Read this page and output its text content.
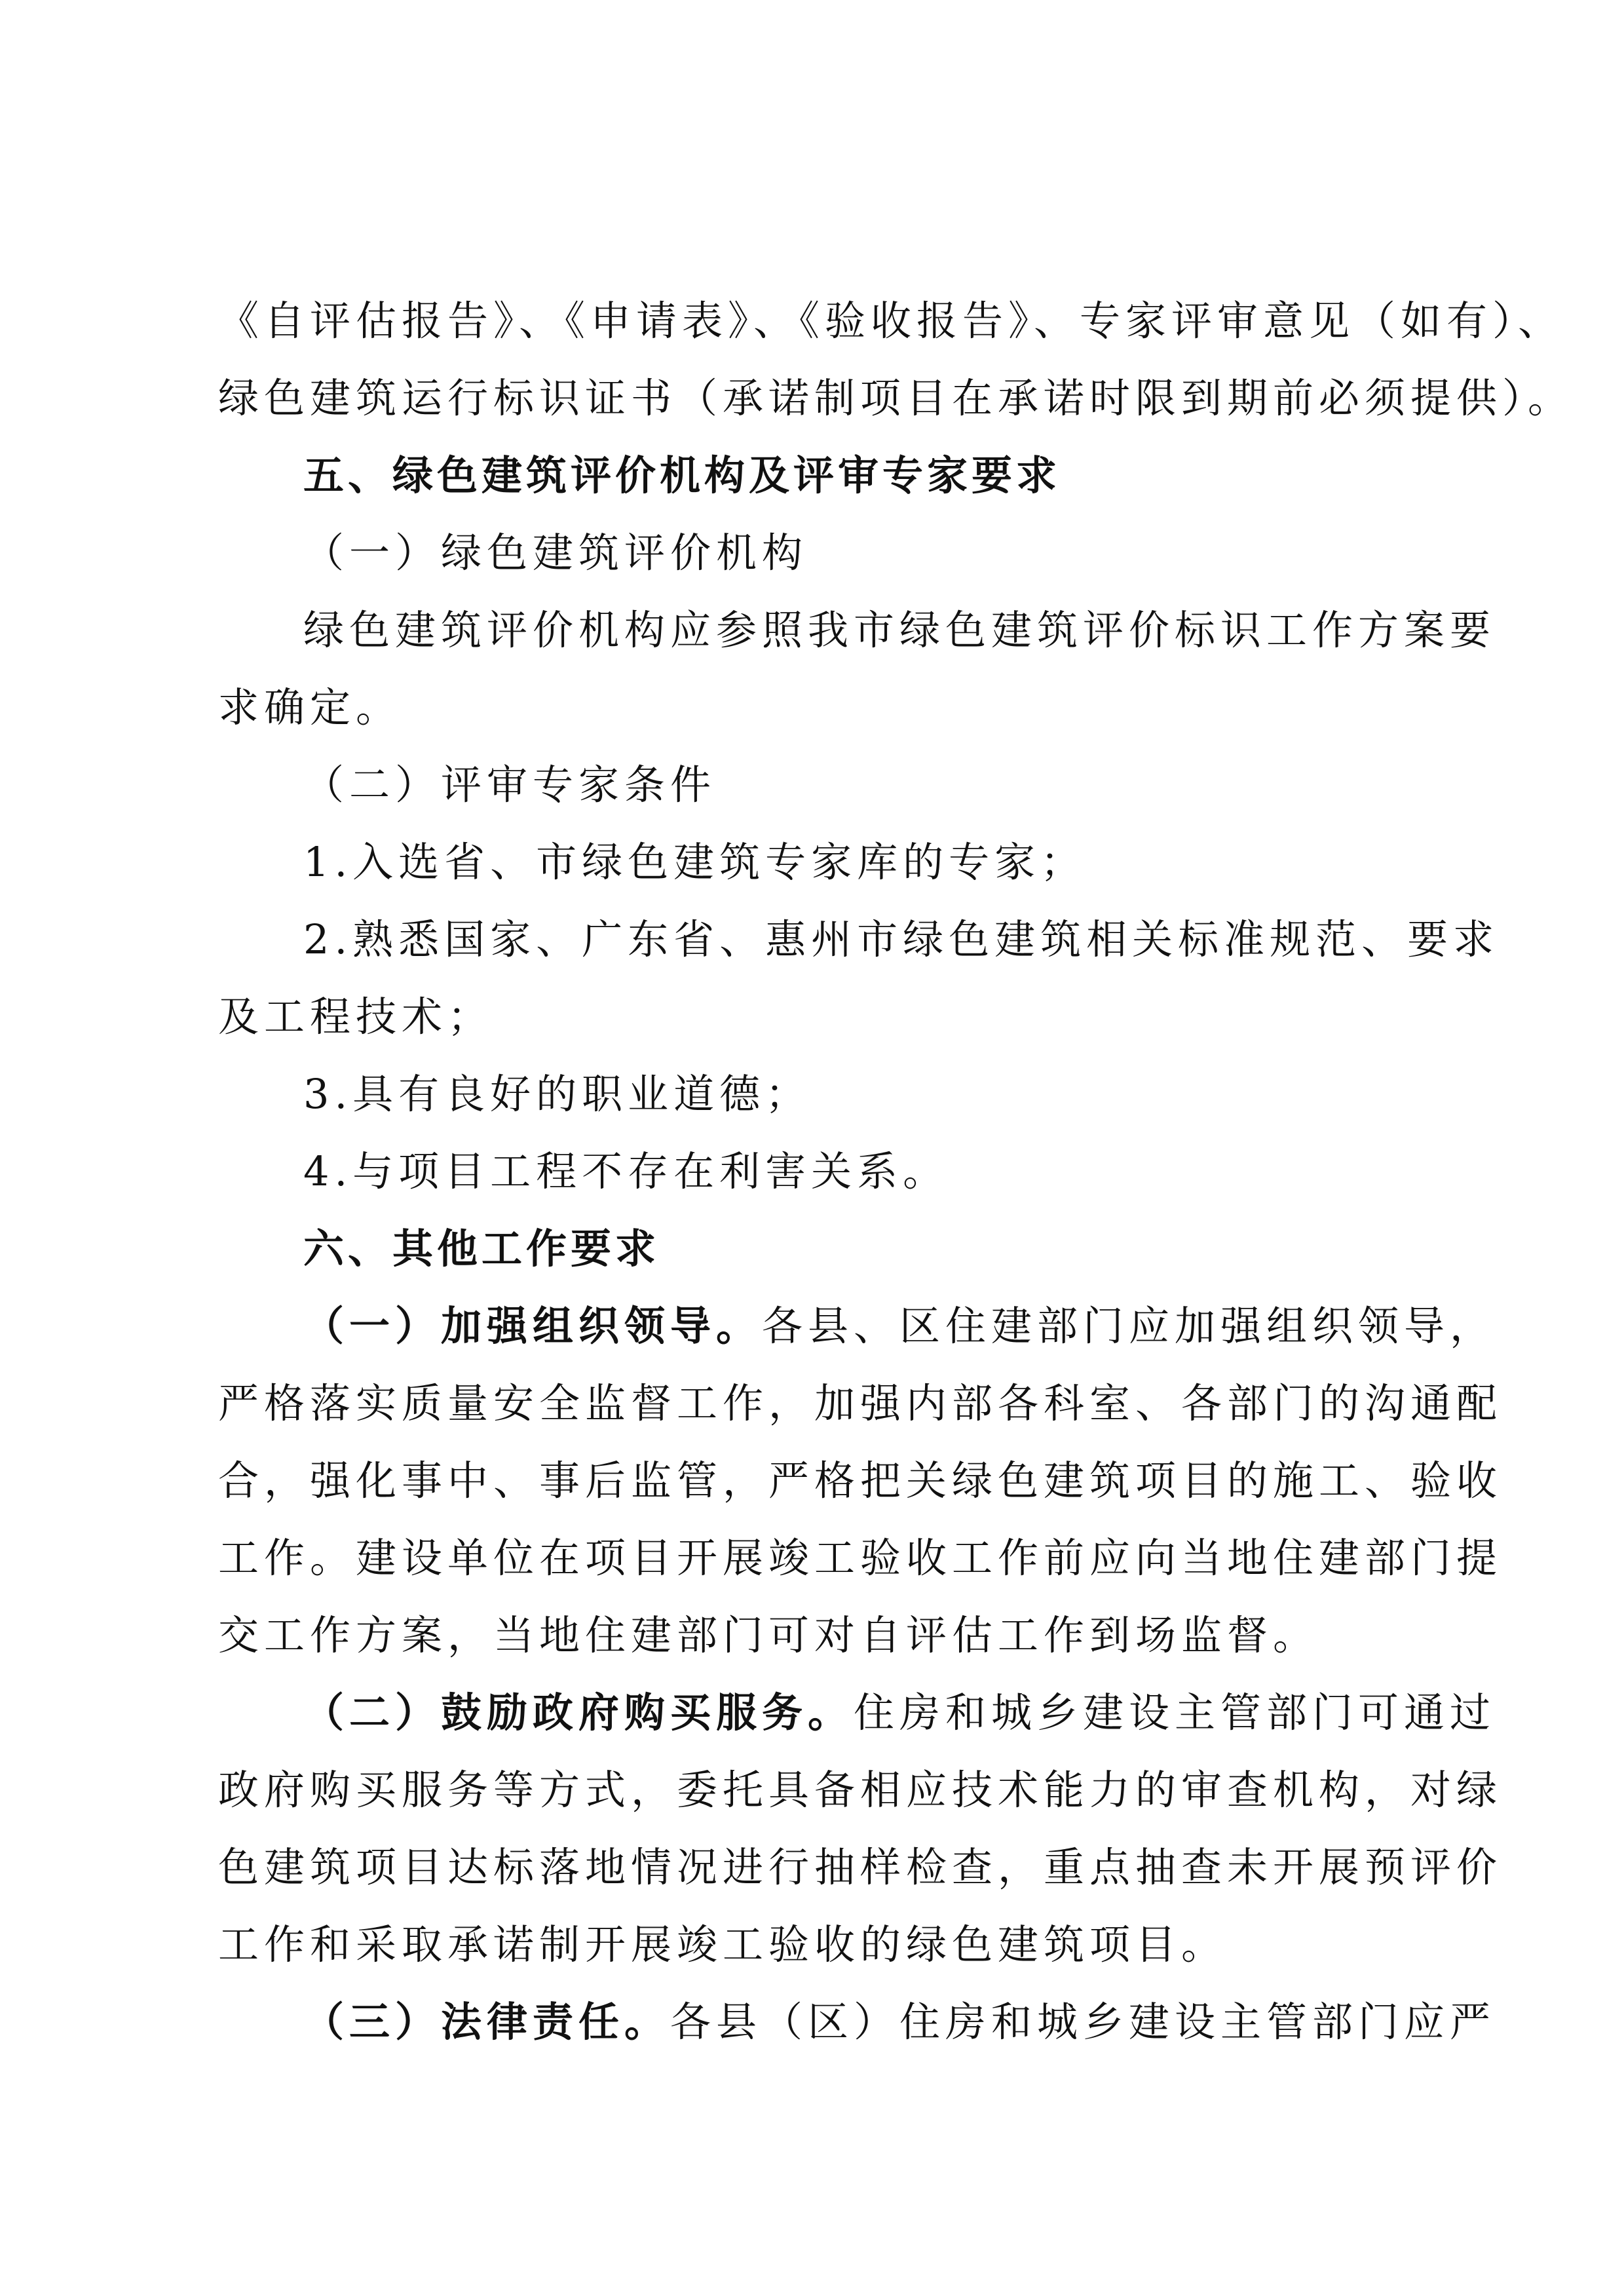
《自评估报告》、《申请表》、《验收报告》、专家评审意见（如有）、
绿色建筑运行标识证书（承诺制项目在承诺时限到期前必须提供）。
五、绿色建筑评价机构及评审专家要求
（一）绿色建筑评价机构
绿色建筑评价机构应参照我市绿色建筑评价标识工作方案要
求确定。
（二）评审专家条件
1.入选省、市绿色建筑专家库的专家；
2.熟悉国家、广东省、惠州市绿色建筑相关标准规范、要求
及工程技术；
3.具有良好的职业道德；
4.与项目工程不存在利害关系。
六、其他工作要求
（一）加强组织领导。各县、区住建部门应加强组织领导，
严格落实质量安全监督工作，加强内部各科室、各部门的沟通配
合，强化事中、事后监管，严格把关绿色建筑项目的施工、验收
工作。建设单位在项目开展竣工验收工作前应向当地住建部门提
交工作方案，当地住建部门可对自评估工作到场监督。
（二）鼓励政府购买服务。住房和城乡建设主管部门可通过
政府购买服务等方式，委托具备相应技术能力的审查机构，对绿
色建筑项目达标落地情况进行抽样检查，重点抽查未开展预评价
工作和采取承诺制开展竣工验收的绿色建筑项目。
（三）法律责任。各县（区）住房和城乡建设主管部门应严
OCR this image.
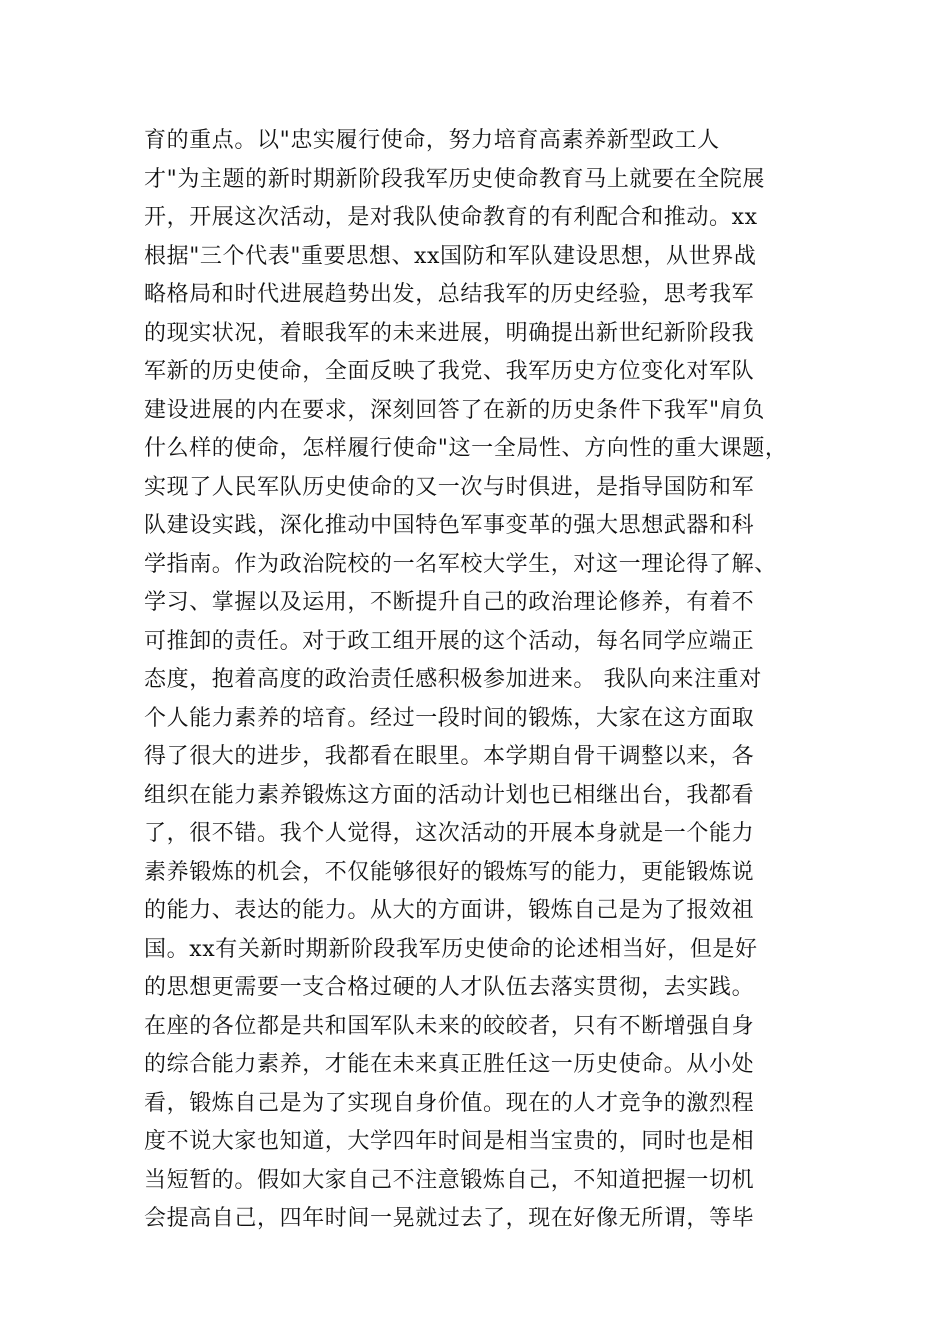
育的重点。以"忠实履行使命，努力培育高素养新型政工人
才"为主题的新时期新阶段我军历史使命教育马上就要在全院展
开，开展这次活动，是对我队使命教育的有利配合和推动。xx
根据"三个代表"重要思想、xx国防和军队建设思想，从世界战
略格局和时代进展趋势出发，总结我军的历史经验，思考我军
的现实状况，着眼我军的未来进展，明确提出新世纪新阶段我
军新的历史使命，全面反映了我党、我军历史方位变化对军队
建设进展的内在要求，深刻回答了在新的历史条件下我军"肩负
什么样的使命，怎样履行使命"这一全局性、方向性的重大课题，
实现了人民军队历史使命的又一次与时俱进，是指导国防和军
队建设实践，深化推动中国特色军事变革的强大思想武器和科
学指南。作为政治院校的一名军校大学生，对这一理论得了解、
学习、掌握以及运用，不断提升自己的政治理论修养，有着不
可推卸的责任。对于政工组开展的这个活动，每名同学应端正
态度，抱着高度的政治责任感积极参加进来。 我队向来注重对
个人能力素养的培育。经过一段时间的锻炼，大家在这方面取
得了很大的进步，我都看在眼里。本学期自骨干调整以来，各
组织在能力素养锻炼这方面的活动计划也已相继出台，我都看
了，很不错。我个人觉得，这次活动的开展本身就是一个能力
素养锻炼的机会，不仅能够很好的锻炼写的能力，更能锻炼说
的能力、表达的能力。从大的方面讲，锻炼自己是为了报效祖
国。xx有关新时期新阶段我军历史使命的论述相当好，但是好
的思想更需要一支合格过硬的人才队伍去落实贯彻，去实践。
在座的各位都是共和国军队未来的皎皎者，只有不断增强自身
的综合能力素养，才能在未来真正胜任这一历史使命。从小处
看，锻炼自己是为了实现自身价值。现在的人才竞争的激烈程
度不说大家也知道，大学四年时间是相当宝贵的，同时也是相
当短暂的。假如大家自己不注意锻炼自己，不知道把握一切机
会提高自己，四年时间一晃就过去了，现在好像无所谓，等毕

◇ ◇ ◇ ◇

Locate and copy each line in the data above that includes the word "this".

## Result:
Read this page and output its text content.
OCR this image.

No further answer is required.